Task requirements: Every record must be written out once more, with nothing added or omitted.

(A block of data)
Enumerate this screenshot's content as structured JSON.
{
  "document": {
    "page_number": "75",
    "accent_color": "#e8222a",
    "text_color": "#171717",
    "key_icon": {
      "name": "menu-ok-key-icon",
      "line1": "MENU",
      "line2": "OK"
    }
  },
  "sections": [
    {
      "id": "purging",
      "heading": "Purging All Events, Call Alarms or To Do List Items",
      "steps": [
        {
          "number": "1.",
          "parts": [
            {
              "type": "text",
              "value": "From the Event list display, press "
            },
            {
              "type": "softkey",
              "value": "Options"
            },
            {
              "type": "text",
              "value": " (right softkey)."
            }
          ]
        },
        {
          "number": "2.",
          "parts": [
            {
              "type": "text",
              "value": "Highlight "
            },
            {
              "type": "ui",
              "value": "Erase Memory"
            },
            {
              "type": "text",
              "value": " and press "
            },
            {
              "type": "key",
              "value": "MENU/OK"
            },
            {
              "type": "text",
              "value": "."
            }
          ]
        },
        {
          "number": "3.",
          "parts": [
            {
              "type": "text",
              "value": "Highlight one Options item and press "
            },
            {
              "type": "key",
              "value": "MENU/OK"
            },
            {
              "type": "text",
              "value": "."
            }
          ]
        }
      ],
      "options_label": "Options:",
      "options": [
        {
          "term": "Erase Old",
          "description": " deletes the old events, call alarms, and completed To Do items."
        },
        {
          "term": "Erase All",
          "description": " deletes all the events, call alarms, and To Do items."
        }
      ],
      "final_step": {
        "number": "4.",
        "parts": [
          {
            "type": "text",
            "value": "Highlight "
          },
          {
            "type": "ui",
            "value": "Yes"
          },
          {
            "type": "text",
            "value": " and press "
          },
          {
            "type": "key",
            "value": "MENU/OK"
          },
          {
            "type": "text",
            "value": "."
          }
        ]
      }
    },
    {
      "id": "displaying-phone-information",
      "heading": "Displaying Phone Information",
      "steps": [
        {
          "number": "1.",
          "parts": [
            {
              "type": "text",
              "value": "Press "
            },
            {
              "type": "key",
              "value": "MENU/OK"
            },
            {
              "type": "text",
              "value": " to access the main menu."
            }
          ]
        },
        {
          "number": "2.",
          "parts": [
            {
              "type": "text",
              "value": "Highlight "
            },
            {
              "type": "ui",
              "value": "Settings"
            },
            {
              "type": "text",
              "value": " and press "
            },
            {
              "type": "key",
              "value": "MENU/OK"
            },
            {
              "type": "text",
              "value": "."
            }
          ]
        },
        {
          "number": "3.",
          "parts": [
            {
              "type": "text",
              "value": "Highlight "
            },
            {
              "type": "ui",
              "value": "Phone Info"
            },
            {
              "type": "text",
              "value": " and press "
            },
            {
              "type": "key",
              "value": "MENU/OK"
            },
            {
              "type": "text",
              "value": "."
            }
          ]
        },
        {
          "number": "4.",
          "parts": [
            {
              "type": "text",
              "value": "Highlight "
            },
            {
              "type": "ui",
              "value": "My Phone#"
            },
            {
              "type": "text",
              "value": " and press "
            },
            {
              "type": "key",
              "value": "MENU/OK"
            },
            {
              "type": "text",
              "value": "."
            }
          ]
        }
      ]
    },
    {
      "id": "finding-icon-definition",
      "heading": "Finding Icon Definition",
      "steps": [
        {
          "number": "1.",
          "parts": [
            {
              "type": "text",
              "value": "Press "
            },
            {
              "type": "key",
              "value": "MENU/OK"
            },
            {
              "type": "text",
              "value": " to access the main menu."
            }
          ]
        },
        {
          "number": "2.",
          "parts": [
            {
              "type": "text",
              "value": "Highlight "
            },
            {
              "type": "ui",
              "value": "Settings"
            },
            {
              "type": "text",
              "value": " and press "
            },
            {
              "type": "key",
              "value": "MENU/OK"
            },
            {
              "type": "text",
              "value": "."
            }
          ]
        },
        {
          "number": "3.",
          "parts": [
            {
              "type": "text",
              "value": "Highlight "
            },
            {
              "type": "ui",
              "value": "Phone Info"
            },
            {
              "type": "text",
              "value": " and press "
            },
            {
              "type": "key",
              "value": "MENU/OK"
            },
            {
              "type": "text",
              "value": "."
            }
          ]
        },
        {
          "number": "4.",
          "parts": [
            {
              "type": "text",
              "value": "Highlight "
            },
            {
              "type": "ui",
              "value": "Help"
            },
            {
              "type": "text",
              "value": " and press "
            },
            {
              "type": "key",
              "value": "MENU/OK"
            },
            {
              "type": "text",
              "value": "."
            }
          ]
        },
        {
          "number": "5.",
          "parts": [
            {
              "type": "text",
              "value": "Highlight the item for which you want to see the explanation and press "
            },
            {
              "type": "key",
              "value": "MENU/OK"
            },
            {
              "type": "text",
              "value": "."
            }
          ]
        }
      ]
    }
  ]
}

Exercise output:
Enumerate this screenshot's content as structured JSON.
{
  "document": {
    "page_number": "75",
    "accent_color": "#e8222a",
    "text_color": "#171717",
    "key_icon": {
      "name": "menu-ok-key-icon",
      "line1": "MENU",
      "line2": "OK"
    }
  },
  "sections": [
    {
      "id": "purging",
      "heading": "Purging All Events, Call Alarms or To Do List Items",
      "steps": [
        {
          "number": "1.",
          "parts": [
            {
              "type": "text",
              "value": "From the Event list display, press "
            },
            {
              "type": "softkey",
              "value": "Options"
            },
            {
              "type": "text",
              "value": " (right softkey)."
            }
          ]
        },
        {
          "number": "2.",
          "parts": [
            {
              "type": "text",
              "value": "Highlight "
            },
            {
              "type": "ui",
              "value": "Erase Memory"
            },
            {
              "type": "text",
              "value": " and press "
            },
            {
              "type": "key",
              "value": "MENU/OK"
            },
            {
              "type": "text",
              "value": "."
            }
          ]
        },
        {
          "number": "3.",
          "parts": [
            {
              "type": "text",
              "value": "Highlight one Options item and press "
            },
            {
              "type": "key",
              "value": "MENU/OK"
            },
            {
              "type": "text",
              "value": "."
            }
          ]
        }
      ],
      "options_label": "Options:",
      "options": [
        {
          "term": "Erase Old",
          "description": " deletes the old events, call alarms, and completed To Do items."
        },
        {
          "term": "Erase All",
          "description": " deletes all the events, call alarms, and To Do items."
        }
      ],
      "final_step": {
        "number": "4.",
        "parts": [
          {
            "type": "text",
            "value": "Highlight "
          },
          {
            "type": "ui",
            "value": "Yes"
          },
          {
            "type": "text",
            "value": " and press "
          },
          {
            "type": "key",
            "value": "MENU/OK"
          },
          {
            "type": "text",
            "value": "."
          }
        ]
      }
    },
    {
      "id": "displaying-phone-information",
      "heading": "Displaying Phone Information",
      "steps": [
        {
          "number": "1.",
          "parts": [
            {
              "type": "text",
              "value": "Press "
            },
            {
              "type": "key",
              "value": "MENU/OK"
            },
            {
              "type": "text",
              "value": " to access the main menu."
            }
          ]
        },
        {
          "number": "2.",
          "parts": [
            {
              "type": "text",
              "value": "Highlight "
            },
            {
              "type": "ui",
              "value": "Settings"
            },
            {
              "type": "text",
              "value": " and press "
            },
            {
              "type": "key",
              "value": "MENU/OK"
            },
            {
              "type": "text",
              "value": "."
            }
          ]
        },
        {
          "number": "3.",
          "parts": [
            {
              "type": "text",
              "value": "Highlight "
            },
            {
              "type": "ui",
              "value": "Phone Info"
            },
            {
              "type": "text",
              "value": " and press "
            },
            {
              "type": "key",
              "value": "MENU/OK"
            },
            {
              "type": "text",
              "value": "."
            }
          ]
        },
        {
          "number": "4.",
          "parts": [
            {
              "type": "text",
              "value": "Highlight "
            },
            {
              "type": "ui",
              "value": "My Phone#"
            },
            {
              "type": "text",
              "value": " and press "
            },
            {
              "type": "key",
              "value": "MENU/OK"
            },
            {
              "type": "text",
              "value": "."
            }
          ]
        }
      ]
    },
    {
      "id": "finding-icon-definition",
      "heading": "Finding Icon Definition",
      "steps": [
        {
          "number": "1.",
          "parts": [
            {
              "type": "text",
              "value": "Press "
            },
            {
              "type": "key",
              "value": "MENU/OK"
            },
            {
              "type": "text",
              "value": " to access the main menu."
            }
          ]
        },
        {
          "number": "2.",
          "parts": [
            {
              "type": "text",
              "value": "Highlight "
            },
            {
              "type": "ui",
              "value": "Settings"
            },
            {
              "type": "text",
              "value": " and press "
            },
            {
              "type": "key",
              "value": "MENU/OK"
            },
            {
              "type": "text",
              "value": "."
            }
          ]
        },
        {
          "number": "3.",
          "parts": [
            {
              "type": "text",
              "value": "Highlight "
            },
            {
              "type": "ui",
              "value": "Phone Info"
            },
            {
              "type": "text",
              "value": " and press "
            },
            {
              "type": "key",
              "value": "MENU/OK"
            },
            {
              "type": "text",
              "value": "."
            }
          ]
        },
        {
          "number": "4.",
          "parts": [
            {
              "type": "text",
              "value": "Highlight "
            },
            {
              "type": "ui",
              "value": "Help"
            },
            {
              "type": "text",
              "value": " and press "
            },
            {
              "type": "key",
              "value": "MENU/OK"
            },
            {
              "type": "text",
              "value": "."
            }
          ]
        },
        {
          "number": "5.",
          "parts": [
            {
              "type": "text",
              "value": "Highlight the item for which you want to see the explanation and press "
            },
            {
              "type": "key",
              "value": "MENU/OK"
            },
            {
              "type": "text",
              "value": "."
            }
          ]
        }
      ]
    }
  ]
}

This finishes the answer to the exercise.